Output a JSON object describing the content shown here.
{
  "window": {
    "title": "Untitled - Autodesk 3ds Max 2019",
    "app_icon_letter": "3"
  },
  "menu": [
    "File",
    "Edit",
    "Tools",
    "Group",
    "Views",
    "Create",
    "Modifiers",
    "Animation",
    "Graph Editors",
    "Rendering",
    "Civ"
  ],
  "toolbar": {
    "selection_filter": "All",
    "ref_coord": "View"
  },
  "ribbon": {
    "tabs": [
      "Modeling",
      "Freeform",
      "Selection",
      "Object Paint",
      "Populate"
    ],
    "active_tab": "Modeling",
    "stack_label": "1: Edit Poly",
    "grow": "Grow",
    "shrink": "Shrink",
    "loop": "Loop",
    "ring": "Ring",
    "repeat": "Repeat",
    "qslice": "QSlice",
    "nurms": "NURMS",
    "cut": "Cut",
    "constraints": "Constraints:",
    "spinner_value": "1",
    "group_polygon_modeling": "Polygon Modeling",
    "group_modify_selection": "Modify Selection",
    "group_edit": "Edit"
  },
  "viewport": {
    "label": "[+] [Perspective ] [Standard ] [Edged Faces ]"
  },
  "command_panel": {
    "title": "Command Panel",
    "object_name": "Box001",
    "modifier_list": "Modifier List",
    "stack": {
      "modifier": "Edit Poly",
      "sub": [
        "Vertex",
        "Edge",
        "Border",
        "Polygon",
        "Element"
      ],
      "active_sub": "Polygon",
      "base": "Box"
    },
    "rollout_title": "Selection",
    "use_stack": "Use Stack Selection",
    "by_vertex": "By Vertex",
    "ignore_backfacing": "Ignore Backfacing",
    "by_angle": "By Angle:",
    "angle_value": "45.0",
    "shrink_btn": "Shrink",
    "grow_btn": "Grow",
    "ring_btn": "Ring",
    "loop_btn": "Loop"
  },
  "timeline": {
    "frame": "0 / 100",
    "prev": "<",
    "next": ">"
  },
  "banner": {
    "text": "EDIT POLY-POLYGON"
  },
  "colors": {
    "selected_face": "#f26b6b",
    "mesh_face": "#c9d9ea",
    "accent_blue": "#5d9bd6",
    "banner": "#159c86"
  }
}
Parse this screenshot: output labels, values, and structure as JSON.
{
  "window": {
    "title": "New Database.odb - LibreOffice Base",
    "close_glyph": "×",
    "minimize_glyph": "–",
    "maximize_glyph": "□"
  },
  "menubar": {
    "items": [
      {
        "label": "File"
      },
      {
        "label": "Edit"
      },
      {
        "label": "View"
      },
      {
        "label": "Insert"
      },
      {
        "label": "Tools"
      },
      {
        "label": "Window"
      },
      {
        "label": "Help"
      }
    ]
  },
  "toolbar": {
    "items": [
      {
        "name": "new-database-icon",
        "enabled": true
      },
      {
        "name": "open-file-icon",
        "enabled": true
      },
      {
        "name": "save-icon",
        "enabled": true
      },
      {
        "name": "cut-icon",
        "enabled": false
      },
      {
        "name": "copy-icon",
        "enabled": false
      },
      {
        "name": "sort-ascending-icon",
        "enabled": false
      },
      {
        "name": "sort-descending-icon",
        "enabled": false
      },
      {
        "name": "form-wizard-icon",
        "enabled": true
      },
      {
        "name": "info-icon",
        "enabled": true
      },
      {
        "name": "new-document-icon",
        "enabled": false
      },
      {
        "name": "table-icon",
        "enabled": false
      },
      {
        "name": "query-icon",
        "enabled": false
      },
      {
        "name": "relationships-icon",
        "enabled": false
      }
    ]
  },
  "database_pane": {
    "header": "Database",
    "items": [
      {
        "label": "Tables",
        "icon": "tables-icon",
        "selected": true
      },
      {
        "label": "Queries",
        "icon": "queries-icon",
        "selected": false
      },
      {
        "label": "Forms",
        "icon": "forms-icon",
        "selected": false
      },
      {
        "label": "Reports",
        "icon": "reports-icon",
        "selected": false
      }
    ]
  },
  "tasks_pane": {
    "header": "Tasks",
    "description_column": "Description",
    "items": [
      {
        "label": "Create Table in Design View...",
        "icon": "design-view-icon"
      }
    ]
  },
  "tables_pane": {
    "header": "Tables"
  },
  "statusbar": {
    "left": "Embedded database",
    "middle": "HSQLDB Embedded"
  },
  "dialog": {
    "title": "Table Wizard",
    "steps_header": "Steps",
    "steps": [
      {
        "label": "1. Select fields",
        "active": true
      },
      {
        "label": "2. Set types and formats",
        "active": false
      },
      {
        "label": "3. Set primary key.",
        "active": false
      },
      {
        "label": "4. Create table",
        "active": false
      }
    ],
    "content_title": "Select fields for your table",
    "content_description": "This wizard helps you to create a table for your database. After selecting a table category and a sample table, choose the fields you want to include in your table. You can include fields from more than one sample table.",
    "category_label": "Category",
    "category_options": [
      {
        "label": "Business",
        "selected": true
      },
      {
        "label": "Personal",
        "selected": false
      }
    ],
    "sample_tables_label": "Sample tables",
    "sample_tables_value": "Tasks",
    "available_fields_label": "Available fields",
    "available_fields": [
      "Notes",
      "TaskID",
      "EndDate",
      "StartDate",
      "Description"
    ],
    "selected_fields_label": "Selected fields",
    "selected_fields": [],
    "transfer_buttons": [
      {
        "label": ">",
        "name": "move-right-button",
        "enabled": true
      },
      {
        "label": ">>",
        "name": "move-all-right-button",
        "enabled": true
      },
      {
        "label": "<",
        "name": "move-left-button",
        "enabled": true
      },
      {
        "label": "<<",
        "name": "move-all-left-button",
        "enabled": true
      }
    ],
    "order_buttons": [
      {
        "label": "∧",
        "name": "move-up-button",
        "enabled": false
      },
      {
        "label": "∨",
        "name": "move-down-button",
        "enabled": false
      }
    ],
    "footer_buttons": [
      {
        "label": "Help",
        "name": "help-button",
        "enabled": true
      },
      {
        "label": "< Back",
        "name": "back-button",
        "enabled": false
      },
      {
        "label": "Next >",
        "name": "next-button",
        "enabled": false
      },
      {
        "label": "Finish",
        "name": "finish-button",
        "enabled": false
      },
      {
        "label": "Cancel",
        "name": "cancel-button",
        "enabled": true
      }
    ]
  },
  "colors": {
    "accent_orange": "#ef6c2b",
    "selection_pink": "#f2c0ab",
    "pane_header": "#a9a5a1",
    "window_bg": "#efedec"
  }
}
::::::
What you have to do :: Reproduce the entries above in full, verbatim.

Result of the exercise ::
Output a JSON object describing the content shown here.
{
  "window": {
    "title": "Untitled - Autodesk 3ds Max 2019",
    "app_icon_letter": "3"
  },
  "menu": [
    "File",
    "Edit",
    "Tools",
    "Group",
    "Views",
    "Create",
    "Modifiers",
    "Animation",
    "Graph Editors",
    "Rendering",
    "Civ"
  ],
  "toolbar": {
    "selection_filter": "All",
    "ref_coord": "View"
  },
  "ribbon": {
    "tabs": [
      "Modeling",
      "Freeform",
      "Selection",
      "Object Paint",
      "Populate"
    ],
    "active_tab": "Modeling",
    "stack_label": "1: Edit Poly",
    "grow": "Grow",
    "shrink": "Shrink",
    "loop": "Loop",
    "ring": "Ring",
    "repeat": "Repeat",
    "qslice": "QSlice",
    "nurms": "NURMS",
    "cut": "Cut",
    "constraints": "Constraints:",
    "spinner_value": "1",
    "group_polygon_modeling": "Polygon Modeling",
    "group_modify_selection": "Modify Selection",
    "group_edit": "Edit"
  },
  "viewport": {
    "label": "[+] [Perspective ] [Standard ] [Edged Faces ]"
  },
  "command_panel": {
    "title": "Command Panel",
    "object_name": "Box001",
    "modifier_list": "Modifier List",
    "stack": {
      "modifier": "Edit Poly",
      "sub": [
        "Vertex",
        "Edge",
        "Border",
        "Polygon",
        "Element"
      ],
      "active_sub": "Polygon",
      "base": "Box"
    },
    "rollout_title": "Selection",
    "use_stack": "Use Stack Selection",
    "by_vertex": "By Vertex",
    "ignore_backfacing": "Ignore Backfacing",
    "by_angle": "By Angle:",
    "angle_value": "45.0",
    "shrink_btn": "Shrink",
    "grow_btn": "Grow",
    "ring_btn": "Ring",
    "loop_btn": "Loop"
  },
  "timeline": {
    "frame": "0 / 100",
    "prev": "<",
    "next": ">"
  },
  "banner": {
    "text": "EDIT POLY-POLYGON"
  },
  "colors": {
    "selected_face": "#f26b6b",
    "mesh_face": "#c9d9ea",
    "accent_blue": "#5d9bd6",
    "banner": "#159c86"
  }
}
Parse this screenshot: output labels, values, and structure as JSON.
{
  "window": {
    "title": "New Database.odb - LibreOffice Base",
    "close_glyph": "×",
    "minimize_glyph": "–",
    "maximize_glyph": "□"
  },
  "menubar": {
    "items": [
      {
        "label": "File"
      },
      {
        "label": "Edit"
      },
      {
        "label": "View"
      },
      {
        "label": "Insert"
      },
      {
        "label": "Tools"
      },
      {
        "label": "Window"
      },
      {
        "label": "Help"
      }
    ]
  },
  "toolbar": {
    "items": [
      {
        "name": "new-database-icon",
        "enabled": true
      },
      {
        "name": "open-file-icon",
        "enabled": true
      },
      {
        "name": "save-icon",
        "enabled": true
      },
      {
        "name": "cut-icon",
        "enabled": false
      },
      {
        "name": "copy-icon",
        "enabled": false
      },
      {
        "name": "sort-ascending-icon",
        "enabled": false
      },
      {
        "name": "sort-descending-icon",
        "enabled": false
      },
      {
        "name": "form-wizard-icon",
        "enabled": true
      },
      {
        "name": "info-icon",
        "enabled": true
      },
      {
        "name": "new-document-icon",
        "enabled": false
      },
      {
        "name": "table-icon",
        "enabled": false
      },
      {
        "name": "query-icon",
        "enabled": false
      },
      {
        "name": "relationships-icon",
        "enabled": false
      }
    ]
  },
  "database_pane": {
    "header": "Database",
    "items": [
      {
        "label": "Tables",
        "icon": "tables-icon",
        "selected": true
      },
      {
        "label": "Queries",
        "icon": "queries-icon",
        "selected": false
      },
      {
        "label": "Forms",
        "icon": "forms-icon",
        "selected": false
      },
      {
        "label": "Reports",
        "icon": "reports-icon",
        "selected": false
      }
    ]
  },
  "tasks_pane": {
    "header": "Tasks",
    "description_column": "Description",
    "items": [
      {
        "label": "Create Table in Design View...",
        "icon": "design-view-icon"
      }
    ]
  },
  "tables_pane": {
    "header": "Tables"
  },
  "statusbar": {
    "left": "Embedded database",
    "middle": "HSQLDB Embedded"
  },
  "dialog": {
    "title": "Table Wizard",
    "steps_header": "Steps",
    "steps": [
      {
        "label": "1. Select fields",
        "active": true
      },
      {
        "label": "2. Set types and formats",
        "active": false
      },
      {
        "label": "3. Set primary key.",
        "active": false
      },
      {
        "label": "4. Create table",
        "active": false
      }
    ],
    "content_title": "Select fields for your table",
    "content_description": "This wizard helps you to create a table for your database. After selecting a table category and a sample table, choose the fields you want to include in your table. You can include fields from more than one sample table.",
    "category_label": "Category",
    "category_options": [
      {
        "label": "Business",
        "selected": true
      },
      {
        "label": "Personal",
        "selected": false
      }
    ],
    "sample_tables_label": "Sample tables",
    "sample_tables_value": "Tasks",
    "available_fields_label": "Available fields",
    "available_fields": [
      "Notes",
      "TaskID",
      "EndDate",
      "StartDate",
      "Description"
    ],
    "selected_fields_label": "Selected fields",
    "selected_fields": [],
    "transfer_buttons": [
      {
        "label": ">",
        "name": "move-right-button",
        "enabled": true
      },
      {
        "label": ">>",
        "name": "move-all-right-button",
        "enabled": true
      },
      {
        "label": "<",
        "name": "move-left-button",
        "enabled": true
      },
      {
        "label": "<<",
        "name": "move-all-left-button",
        "enabled": true
      }
    ],
    "order_buttons": [
      {
        "label": "∧",
        "name": "move-up-button",
        "enabled": false
      },
      {
        "label": "∨",
        "name": "move-down-button",
        "enabled": false
      }
    ],
    "footer_buttons": [
      {
        "label": "Help",
        "name": "help-button",
        "enabled": true
      },
      {
        "label": "< Back",
        "name": "back-button",
        "enabled": false
      },
      {
        "label": "Next >",
        "name": "next-button",
        "enabled": false
      },
      {
        "label": "Finish",
        "name": "finish-button",
        "enabled": false
      },
      {
        "label": "Cancel",
        "name": "cancel-button",
        "enabled": true
      }
    ]
  },
  "colors": {
    "accent_orange": "#ef6c2b",
    "selection_pink": "#f2c0ab",
    "pane_header": "#a9a5a1",
    "window_bg": "#efedec"
  }
}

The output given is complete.